- **To do**:
Gather all lines in the entries that include the word "document".

:::::

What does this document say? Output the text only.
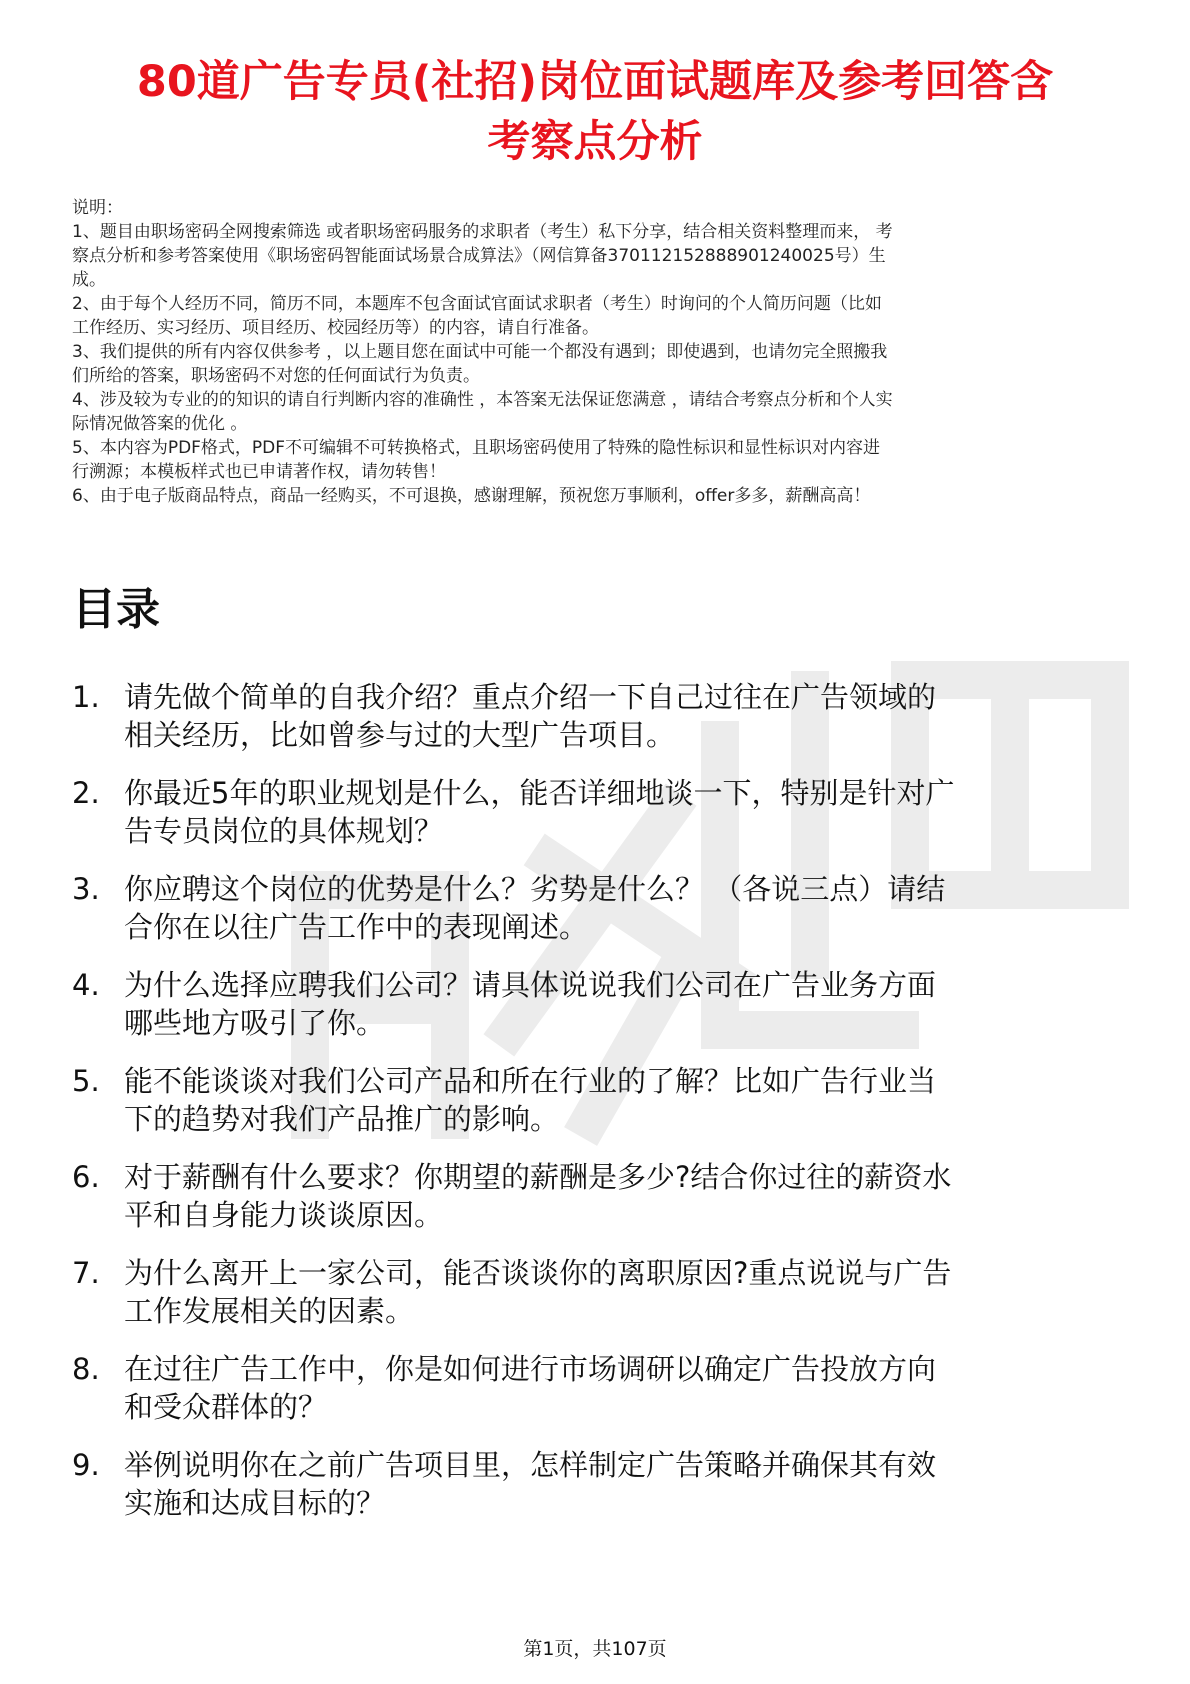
80道广告专员(社招)岗位面试题库及参考回答含
考察点分析

说明：

1、题目由职场密码全网搜索筛选 或者职场密码服务的求职者（考生）私下分享，结合相关资料整理而来， 考

察点分析和参考答案使用《职场密码智能面试场景合成算法》（网信算备370112152888901240025号）生

成。

2、由于每个人经历不同，简历不同，本题库不包含面试官面试求职者（考生）时询问的个人简历问题（比如

工作经历、实习经历、项目经历、校园经历等）的内容，请自行准备。

3、我们提供的所有内容仅供参考 ，以上题目您在面试中可能一个都没有遇到；即使遇到，也请勿完全照搬我

们所给的答案，职场密码不对您的任何面试行为负责。

4、涉及较为专业的的知识的请自行判断内容的准确性 ，本答案无法保证您满意 ，请结合考察点分析和个人实

际情况做答案的优化 。

5、本内容为PDF格式，PDF不可编辑不可转换格式，且职场密码使用了特殊的隐性标识和显性标识对内容进

行溯源；本模板样式也已申请著作权，请勿转售！

6、由于电子版商品特点，商品一经购买，不可退换，感谢理解，预祝您万事顺利，offer多多，薪酬高高！

目录
1. 请先做个简单的自我介绍？重点介绍一下自己过往在广告领域的
相关经历，比如曾参与过的大型广告项目。
2. 你最近5年的职业规划是什么，能否详细地谈一下，特别是针对广
告专员岗位的具体规划？
3. 你应聘这个岗位的优势是什么？劣势是什么？ （各说三点）请结
合你在以往广告工作中的表现阐述。
4. 为什么选择应聘我们公司？请具体说说我们公司在广告业务方面
哪些地方吸引了你。
5. 能不能谈谈对我们公司产品和所在行业的了解？比如广告行业当
下的趋势对我们产品推广的影响。
6. 对于薪酬有什么要求？你期望的薪酬是多少?结合你过往的薪资水
平和自身能力谈谈原因。
7. 为什么离开上一家公司，能否谈谈你的离职原因?重点说说与广告
工作发展相关的因素。
8. 在过往广告工作中，你是如何进行市场调研以确定广告投放方向
和受众群体的？
9. 举例说明你在之前广告项目里，怎样制定广告策略并确保其有效
实施和达成目标的？
第1页，共107页
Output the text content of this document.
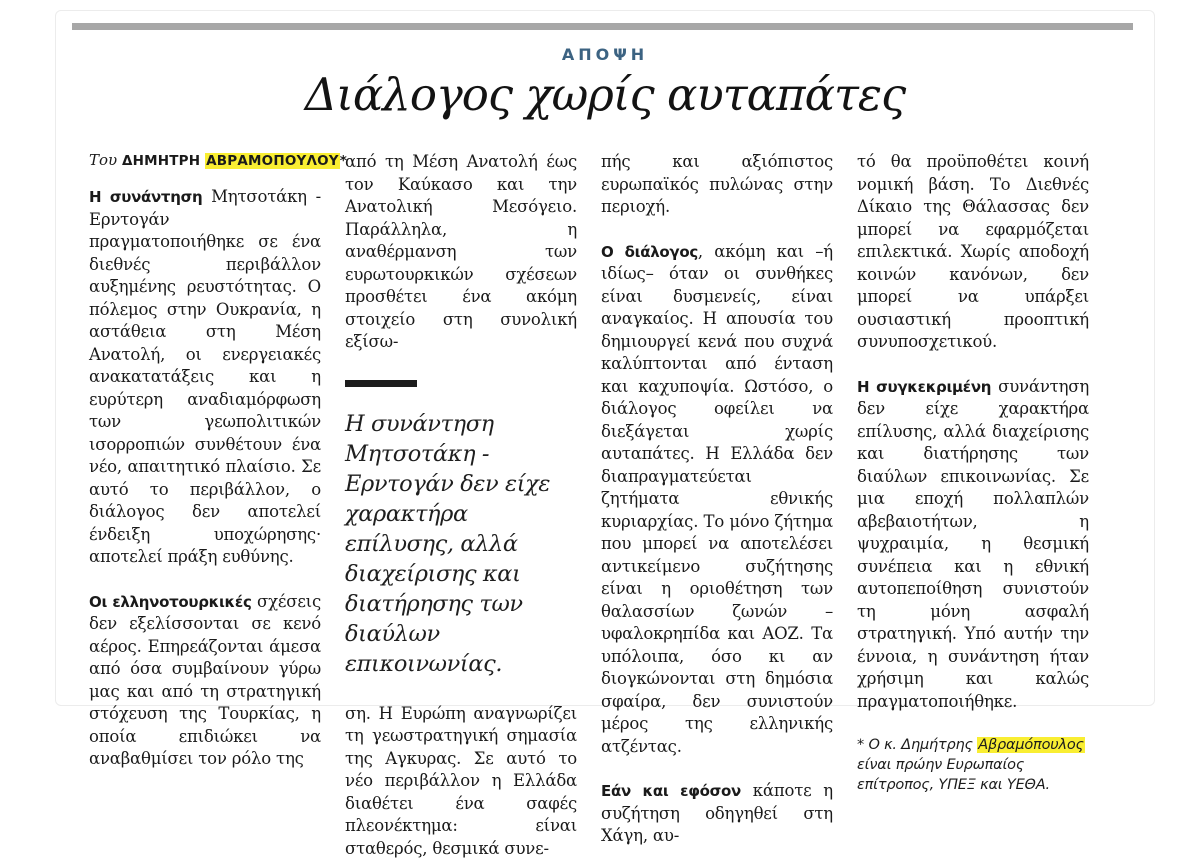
ΑΠΟΨΗ
Διάλογος χωρίς αυταπάτες
Του ΔΗΜΗΤΡΗ ΑΒΡΑΜΟΠΟΥΛΟΥ*

Η συνάντηση Μητσοτάκη - Ερντογάν πραγματοποιήθηκε σε ένα διεθνές περιβάλλον αυξημένης ρευστότητας. Ο πόλεμος στην Ουκρανία, η αστάθεια στη Μέση Ανατολή, οι ενεργειακές ανακατατάξεις και η ευρύτερη αναδιαμόρφωση των γεωπολιτικών ισορροπιών συνθέτουν ένα νέο, απαιτητικό πλαίσιο. Σε αυτό το περιβάλλον, ο διάλογος δεν αποτελεί ένδειξη υποχώρησης· αποτελεί πράξη ευθύνης.

Οι ελληνοτουρκικές σχέσεις δεν εξελίσσονται σε κενό αέρος. Επηρεάζονται άμεσα από όσα συμβαίνουν γύρω μας και από τη στρατηγική στόχευση της Τουρκίας, η οποία επιδιώκει να αναβαθμίσει τον ρόλο της

από τη Μέση Ανατολή έως τον Καύκασο και την Ανατολική Μεσόγειο. Παράλληλα, η αναθέρμανση των ευρωτουρκικών σχέσεων προσθέτει ένα ακόμη στοιχείο στη συνολική εξίσω-

Η συνάντηση Μητσοτάκη - Ερντογάν δεν είχε χαρακτήρα επίλυσης, αλλά διαχείρισης και διατήρησης των διαύλων επικοινωνίας.

ση. Η Ευρώπη αναγνωρίζει τη γεωστρατηγική σημασία της Αγκυρας. Σε αυτό το νέο περιβάλλον η Ελλάδα διαθέτει ένα σαφές πλεονέκτημα: είναι σταθερός, θεσμικά συνε-

πής και αξιόπιστος ευρωπαϊκός πυλώνας στην περιοχή.

Ο διάλογος, ακόμη και –ή ιδίως– όταν οι συνθήκες είναι δυσμενείς, είναι αναγκαίος. Η απουσία του δημιουργεί κενά που συχνά καλύπτονται από ένταση και καχυποψία. Ωστόσο, ο διάλογος οφείλει να διεξάγεται χωρίς αυταπάτες. Η Ελλάδα δεν διαπραγματεύεται ζητήματα εθνικής κυριαρχίας. Το μόνο ζήτημα που μπορεί να αποτελέσει αντικείμενο συζήτησης είναι η οριοθέτηση των θαλασσίων ζωνών – υφαλοκρηπίδα και ΑΟΖ. Τα υπόλοιπα, όσο κι αν διογκώνονται στη δημόσια σφαίρα, δεν συνιστούν μέρος της ελληνικής ατζέντας.

Εάν και εφόσον κάποτε η συζήτηση οδηγηθεί στη Χάγη, αυ-

τό θα προϋποθέτει κοινή νομική βάση. Το Διεθνές Δίκαιο της Θάλασσας δεν μπορεί να εφαρμόζεται επιλεκτικά. Χωρίς αποδοχή κοινών κανόνων, δεν μπορεί να υπάρξει ουσιαστική προοπτική συνυποσχετικού.

Η συγκεκριμένη συνάντηση δεν είχε χαρακτήρα επίλυσης, αλλά διαχείρισης και διατήρησης των διαύλων επικοινωνίας. Σε μια εποχή πολλαπλών αβεβαιοτήτων, η ψυχραιμία, η θεσμική συνέπεια και η εθνική αυτοπεποίθηση συνιστούν τη μόνη ασφαλή στρατηγική. Υπό αυτήν την έννοια, η συνάντηση ήταν χρήσιμη και καλώς πραγματοποιήθηκε.

* Ο κ. Δημήτρης Αβραμόπουλος είναι πρώην Ευρωπαίος επίτροπος, ΥΠΕΞ και ΥΕΘΑ.
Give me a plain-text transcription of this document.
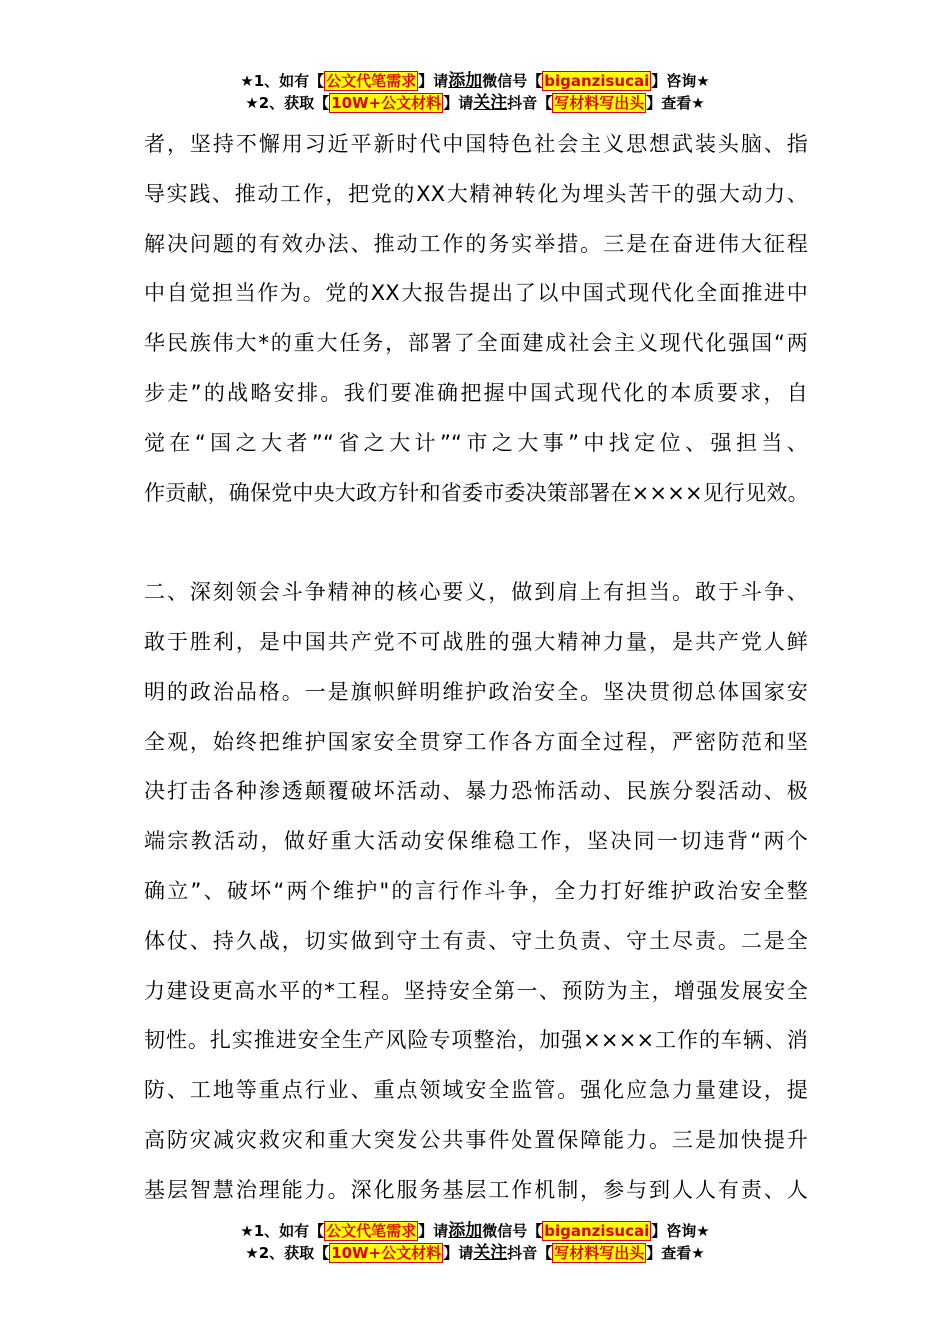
★1、如有【 公文代笔需求 】请添加微信号【 biganzisucai 】咨询★
★2、获取【 10W+公文材料 】请关注抖音【 写材料写出头 】查看★
者，坚持不懈用习近平新时代中国特色社会主义思想武装头脑、指
导实践、推动工作，把党的XX大精神转化为埋头苦干的强大动力、
解决问题的有效办法、推动工作的务实举措。三是在奋进伟大征程
中自觉担当作为。党的XX大报告提出了以中国式现代化全面推进中
华民族伟大*的重大任务，部署了全面建成社会主义现代化强国“两
步走”的战略安排。我们要准确把握中国式现代化的本质要求，自
觉在“国之大者”“省之大计”“市之大事”中找定位、强担当、
作贡献，确保党中央大政方针和省委市委决策部署在××××见行见效。
二、深刻领会斗争精神的核心要义，做到肩上有担当。敢于斗争、
敢于胜利，是中国共产党不可战胜的强大精神力量，是共产党人鲜
明的政治品格。一是旗帜鲜明维护政治安全。坚决贯彻总体国家安
全观，始终把维护国家安全贯穿工作各方面全过程，严密防范和坚
决打击各种渗透颠覆破坏活动、暴力恐怖活动、民族分裂活动、极
端宗教活动，做好重大活动安保维稳工作，坚决同一切违背“两个
确立”、破坏“两个维护"的言行作斗争，全力打好维护政治安全整
体仗、持久战，切实做到守土有责、守土负责、守土尽责。二是全
力建设更高水平的*工程。坚持安全第一、预防为主，增强发展安全
韧性。扎实推进安全生产风险专项整治，加强××××工作的车辆、消
防、工地等重点行业、重点领域安全监管。强化应急力量建设，提
高防灾减灾救灾和重大突发公共事件处置保障能力。三是加快提升
基层智慧治理能力。深化服务基层工作机制，参与到人人有责、人
★1、如有【 公文代笔需求 】请添加微信号【 biganzisucai 】咨询★
★2、获取【 10W+公文材料 】请关注抖音【 写材料写出头 】查看★
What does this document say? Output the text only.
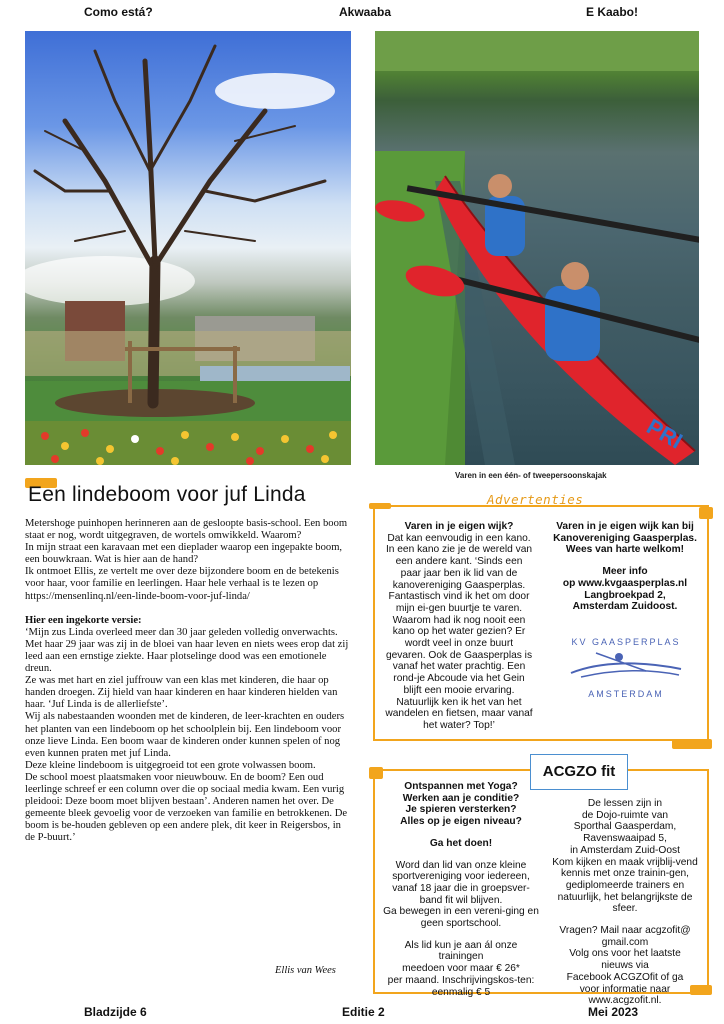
Como está?	Akwaaba	E Kaabo!
PRI
Varen in een één- of tweepersoonskajak
Een lindeboom voor juf Linda

Metershoge puinhopen herinneren aan de gesloopte basis-school. Een boom staat er nog, wordt uitgegraven, de wortels omwikkeld. Waarom?
In mijn straat een karavaan met een dieplader waarop een ingepakte boom, een bouwkraan. Wat is hier aan de hand?
Ik ontmoet Ellis, ze vertelt me over deze bijzondere boom en de betekenis voor haar, voor familie en leerlingen. Haar hele verhaal is te lezen op https://mensenlinq.nl/een-linde-boom-voor-juf-linda/

Hier een ingekorte versie:

‘Mijn zus Linda overleed meer dan 30 jaar geleden volledig onverwachts. Met haar 29 jaar was zij in de bloei van haar leven en niets wees erop dat zij leed aan een ernstige ziekte. Haar plotselinge dood was een emotionele dreun.
Ze was met hart en ziel juffrouw van een klas met kinderen, die haar op handen droegen. Zij hield van haar kinderen en haar kinderen hielden van haar. ‘Juf Linda is de allerliefste’.
Wij als nabestaanden woonden met de kinderen, de leer-krachten en ouders het planten van een lindeboom op het schoolplein bij. Een lindeboom voor onze lieve Linda. Een boom waar de kinderen onder kunnen spelen of nog even kunnen praten met juf Linda.
Deze kleine lindeboom is uitgegroeid tot een grote volwassen boom.
De school moest plaatsmaken voor nieuwbouw. En de boom? Een oud leerlinge schreef er een column over die op sociaal media kwam. Een vurig pleidooi: Deze boom moet blijven bestaan’. Anderen namen het over. De gemeente bleek gevoelig voor de verzoeken van familie en betrokkenen. De boom is be-houden gebleven op een andere plek, dit keer in Reigersbos, in de P-buurt.’

Ellis van Wees
Advertenties
Varen in je eigen wijk?
Dat kan eenvoudig in een kano. In een kano zie je de wereld van een andere kant. ‘Sinds een paar jaar ben ik lid van de kanovereniging Gaasperplas. Fantastisch vind ik het om door mijn ei-gen buurtje te varen. Waarom had ik nog nooit een kano op het water gezien? Er wordt veel in onze buurt gevaren. Ook de Gaasperplas is vanaf het water prachtig. Een rond-je Abcoude via het Gein blijft een mooie ervaring. Natuurlijk ken ik het van het wandelen en fietsen, maar vanaf het water? Top!’
Varen in je eigen wijk kan bij Kanovereniging Gaasperplas.
Wees van harte welkom!
Meer info
op www.kvgaasperplas.nl
Langbroekpad 2,
Amsterdam Zuidoost.
KV GAASPERPLAS
AMSTERDAM
Ontspannen met Yoga?
Werken aan je conditie?
Je spieren versterken?
Alles op je eigen niveau?
Ga het doen!
Word dan lid van onze kleine sportvereniging voor iedereen, vanaf 18 jaar die in groepsver-band fit wil blijven.
Ga bewegen in een vereni-ging en geen sportschool.
Als lid kun je aan ál onze trainingen
meedoen voor maar € 26*
per maand. Inschrijvingskos-ten: eenmalig € 5
De lessen zijn in
de Dojo-ruimte van
Sporthal Gaasperdam,
Ravenswaaipad 5,
in Amsterdam Zuid-Oost
Kom kijken en maak vrijblij-vend kennis met onze trainin-gen, gediplomeerde trainers en natuurlijk, het belangrijkste de sfeer.
Vragen? Mail naar acgzofit@
gmail.com
Volg ons voor het laatste
nieuws via
Facebook ACGZOfit of ga
voor informatie naar
www.acgzofit.nl.
ACGZO fit
Bladzijde 6	Editie 2	Mei 2023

:::::

- **Solution for this task**:
What does this document say? Output the text only.
Output the text content of this document.
Give me a plain-text transcription of this document.
What does this document say? Output the text only.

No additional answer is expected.